§ **DIRECTIONS FOR THIS TASK**
Transcribe every entry below word for word, but skip the pictures.

[start]

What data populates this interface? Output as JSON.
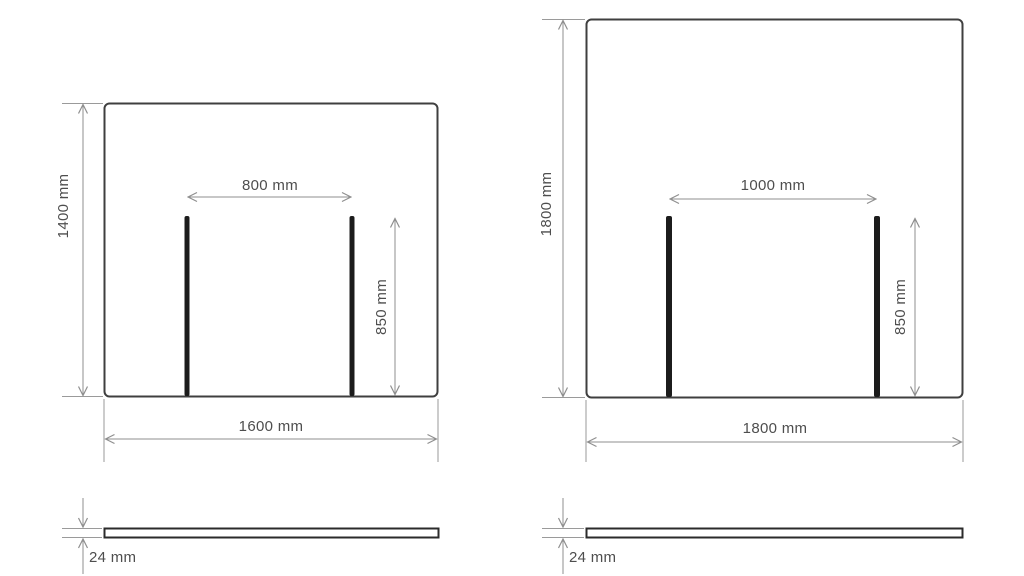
{
  "page": {
    "background": "#ffffff"
  },
  "colors": {
    "panel_outline": "#3f3f3f",
    "leg": "#1c1c1c",
    "dimension_line": "#8f8f8f",
    "label_text": "#4e4e4e"
  },
  "diagrams": [
    {
      "id": "panel-1600",
      "width_label": "1600 mm",
      "height_label": "1400 mm",
      "leg_spacing_label": "800 mm",
      "leg_height_label": "850 mm",
      "thickness_label": "24 mm"
    },
    {
      "id": "panel-1800",
      "width_label": "1800 mm",
      "height_label": "1800 mm",
      "leg_spacing_label": "1000 mm",
      "leg_height_label": "850 mm",
      "thickness_label": "24 mm"
    }
  ]
}
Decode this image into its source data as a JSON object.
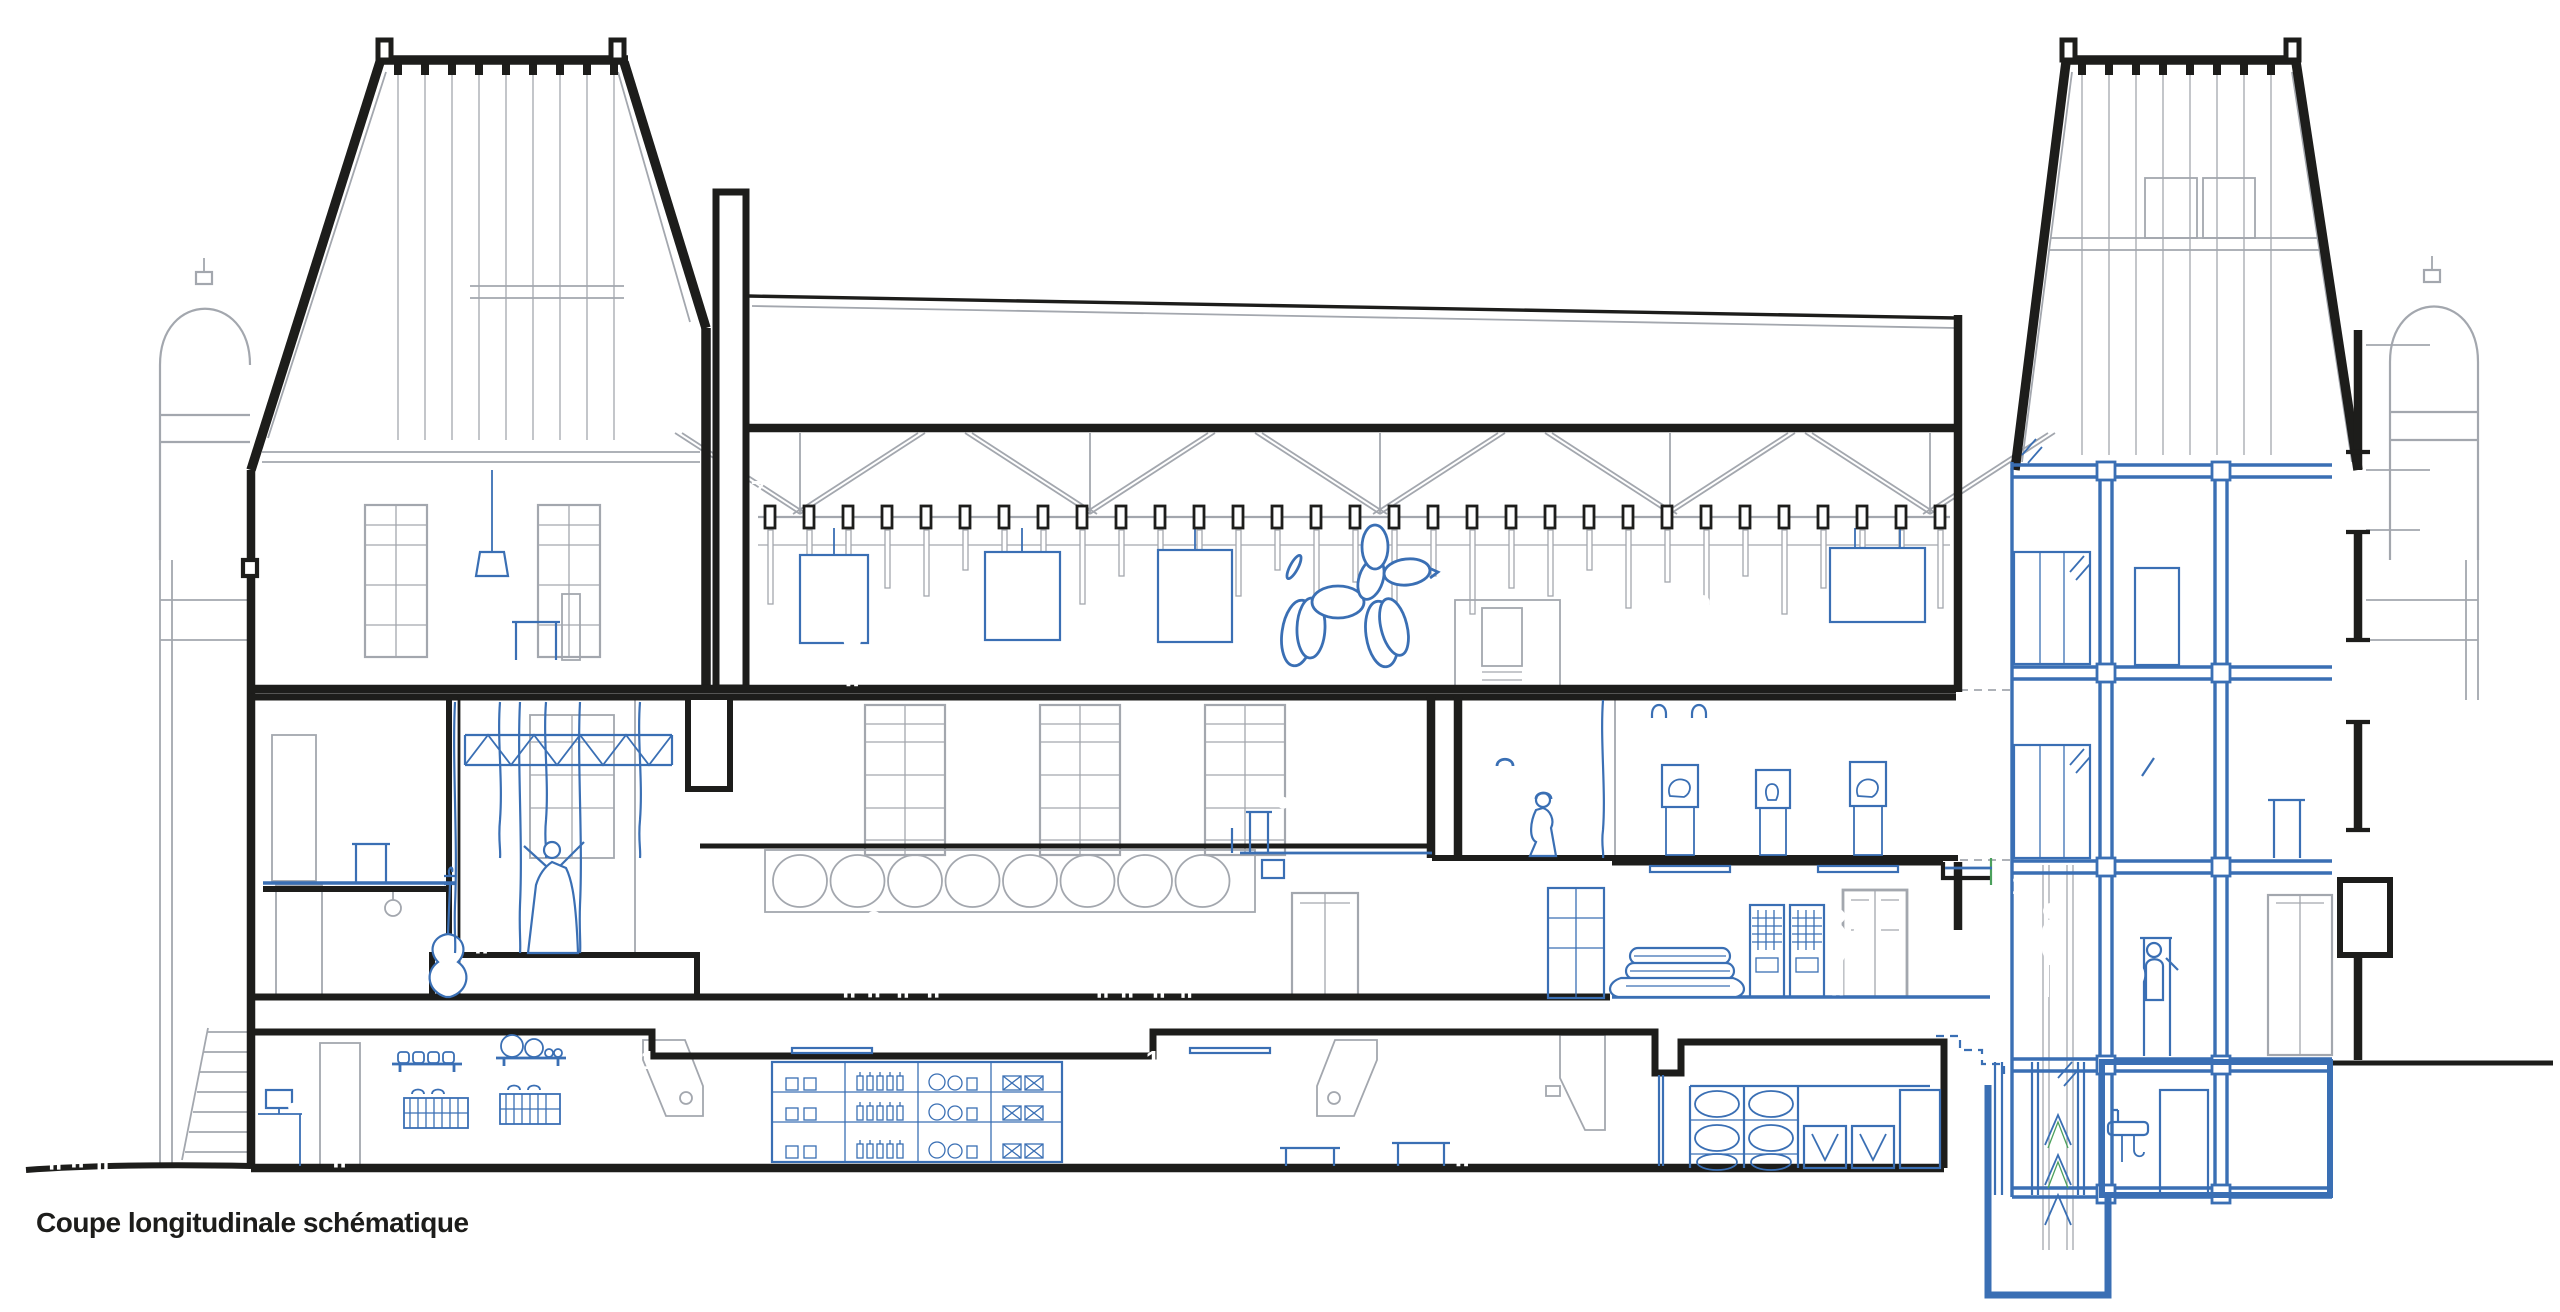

[end]

§ **SOLUTION BELOW**
What data populates this interface? Output as JSON.
{
  "page": {
    "background": "#ffffff"
  },
  "colors": {
    "panel_outline": "#3f3f3f",
    "leg": "#1c1c1c",
    "dimension_line": "#8f8f8f",
    "label_text": "#4e4e4e"
  },
  "diagrams": [
    {
      "id": "panel-1600",
      "width_label": "1600 mm",
      "height_label": "1400 mm",
      "leg_spacing_label": "800 mm",
      "leg_height_label": "850 mm",
      "thickness_label": "24 mm"
    },
    {
      "id": "panel-1800",
      "width_label": "1800 mm",
      "height_label": "1800 mm",
      "leg_spacing_label": "1000 mm",
      "leg_height_label": "850 mm",
      "thickness_label": "24 mm"
    }
  ]
}
Decode this image into its source data as a JSON object.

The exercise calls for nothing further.